Write out the listing below exactly, and omit any images you find in it.
[start PROVIDED INFORMATION]
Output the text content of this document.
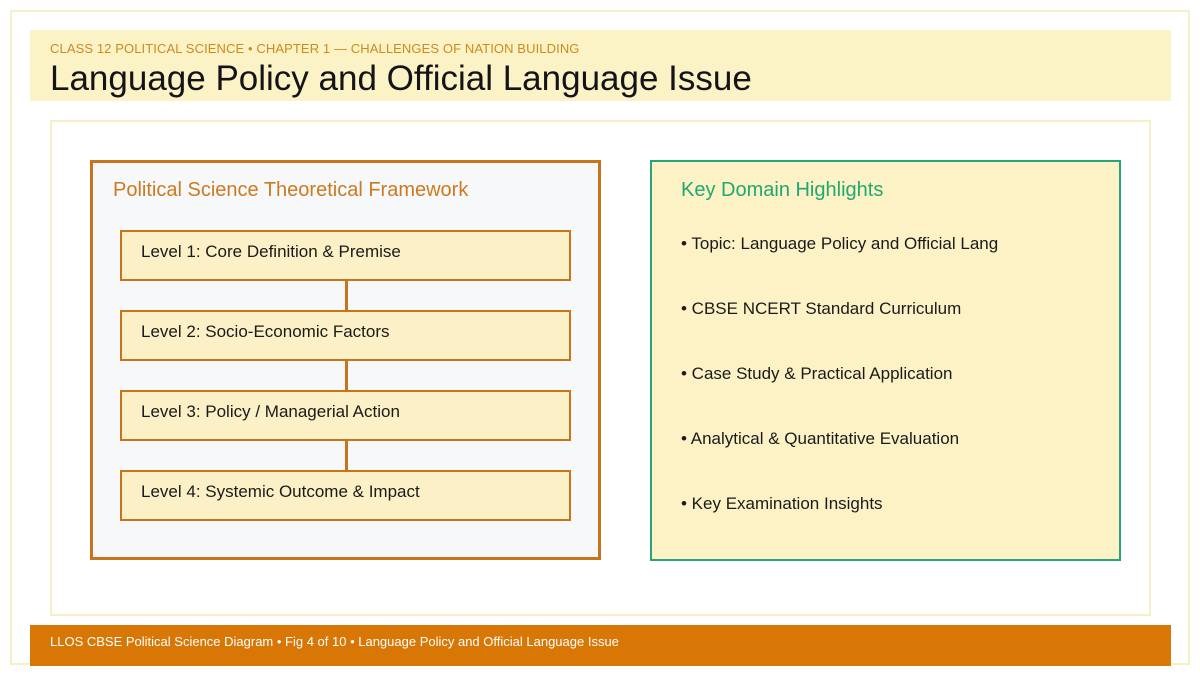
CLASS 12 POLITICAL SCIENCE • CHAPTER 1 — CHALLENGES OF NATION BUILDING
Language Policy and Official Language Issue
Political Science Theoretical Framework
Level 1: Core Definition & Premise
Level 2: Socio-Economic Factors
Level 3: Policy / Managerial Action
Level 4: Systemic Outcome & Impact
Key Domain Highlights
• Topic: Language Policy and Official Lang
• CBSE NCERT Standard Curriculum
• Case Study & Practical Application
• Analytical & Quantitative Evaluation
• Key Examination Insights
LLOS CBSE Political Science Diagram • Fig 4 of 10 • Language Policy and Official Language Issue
[end PROVIDED INFORMATION]
→ **RESULT OF THIS EXERCISE**
Output the text content of this document.
CLASS 12 POLITICAL SCIENCE • CHAPTER 1 — CHALLENGES OF NATION BUILDING
Language Policy and Official Language Issue
Political Science Theoretical Framework
Level 1: Core Definition & Premise
Level 2: Socio-Economic Factors
Level 3: Policy / Managerial Action
Level 4: Systemic Outcome & Impact
Key Domain Highlights
• Topic: Language Policy and Official Lang
• CBSE NCERT Standard Curriculum
• Case Study & Practical Application
• Analytical & Quantitative Evaluation
• Key Examination Insights
LLOS CBSE Political Science Diagram • Fig 4 of 10 • Language Policy and Official Language Issue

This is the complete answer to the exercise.